══ RECORDS FOR PROCESSING ══

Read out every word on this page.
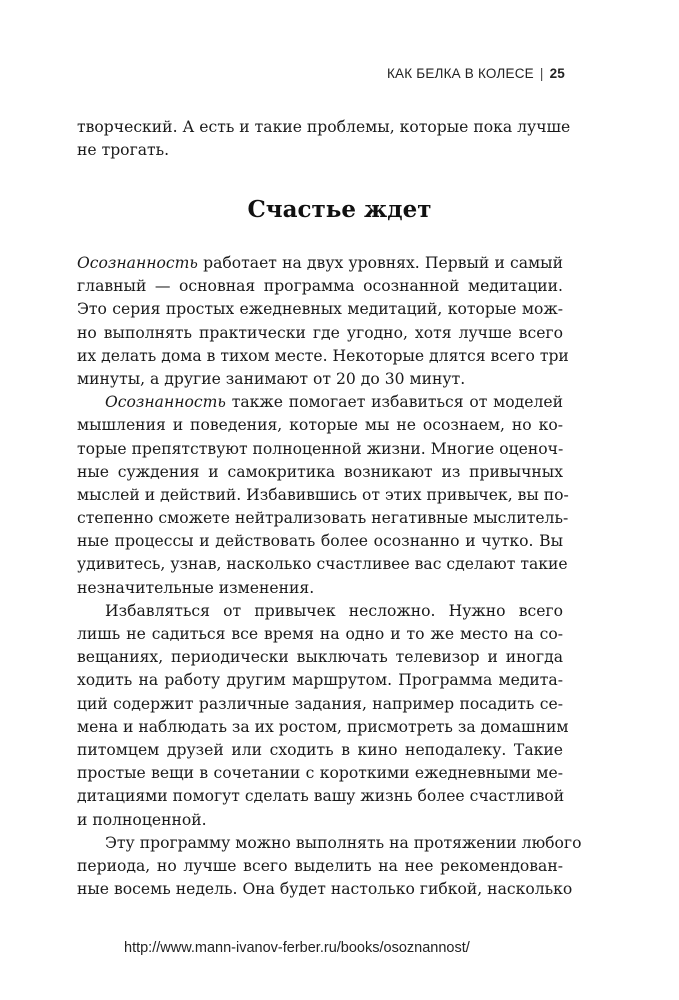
КАК БЕЛКА В КОЛЕСЕ | 25
творческий. А есть и такие проблемы, которые пока лучше
не трогать.
Счастье ждет
Осознанность работает на двух уровнях. Первый и самый
главный — основная программа осознанной медитации.
Это серия простых ежедневных медитаций, которые мож-
но выполнять практически где угодно, хотя лучше всего
их делать дома в тихом месте. Некоторые длятся всего три
минуты, а другие занимают от 20 до 30 минут.
Осознанность также помогает избавиться от моделей
мышления и поведения, которые мы не осознаем, но ко-
торые препятствуют полноценной жизни. Многие оценоч-
ные суждения и самокритика возникают из привычных
мыслей и действий. Избавившись от этих привычек, вы по-
степенно сможете нейтрализовать негативные мыслитель-
ные процессы и действовать более осознанно и чутко. Вы
удивитесь, узнав, насколько счастливее вас сделают такие
незначительные изменения.
Избавляться от привычек несложно. Нужно всего
лишь не садиться все время на одно и то же место на со-
вещаниях, периодически выключать телевизор и иногда
ходить на работу другим маршрутом. Программа медита-
ций содержит различные задания, например посадить се-
мена и наблюдать за их ростом, присмотреть за домашним
питомцем друзей или сходить в кино неподалеку. Такие
простые вещи в сочетании с короткими ежедневными ме-
дитациями помогут сделать вашу жизнь более счастливой
и полноценной.
Эту программу можно выполнять на протяжении любого
периода, но лучше всего выделить на нее рекомендован-
ные восемь недель. Она будет настолько гибкой, насколько
http://www.mann-ivanov-ferber.ru/books/osoznannost/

═══

SHORT EXERCISE:
Set the data above down again exactly as given, with no pictures.

RESULT OF THE EXERCISE:
Read out every word on this page.
КАК БЕЛКА В КОЛЕСЕ | 25
творческий. А есть и такие проблемы, которые пока лучше
не трогать.
Счастье ждет
Осознанность работает на двух уровнях. Первый и самый
главный — основная программа осознанной медитации.
Это серия простых ежедневных медитаций, которые мож-
но выполнять практически где угодно, хотя лучше всего
их делать дома в тихом месте. Некоторые длятся всего три
минуты, а другие занимают от 20 до 30 минут.
Осознанность также помогает избавиться от моделей
мышления и поведения, которые мы не осознаем, но ко-
торые препятствуют полноценной жизни. Многие оценоч-
ные суждения и самокритика возникают из привычных
мыслей и действий. Избавившись от этих привычек, вы по-
степенно сможете нейтрализовать негативные мыслитель-
ные процессы и действовать более осознанно и чутко. Вы
удивитесь, узнав, насколько счастливее вас сделают такие
незначительные изменения.
Избавляться от привычек несложно. Нужно всего
лишь не садиться все время на одно и то же место на со-
вещаниях, периодически выключать телевизор и иногда
ходить на работу другим маршрутом. Программа медита-
ций содержит различные задания, например посадить се-
мена и наблюдать за их ростом, присмотреть за домашним
питомцем друзей или сходить в кино неподалеку. Такие
простые вещи в сочетании с короткими ежедневными ме-
дитациями помогут сделать вашу жизнь более счастливой
и полноценной.
Эту программу можно выполнять на протяжении любого
периода, но лучше всего выделить на нее рекомендован-
ные восемь недель. Она будет настолько гибкой, насколько
http://www.mann-ivanov-ferber.ru/books/osoznannost/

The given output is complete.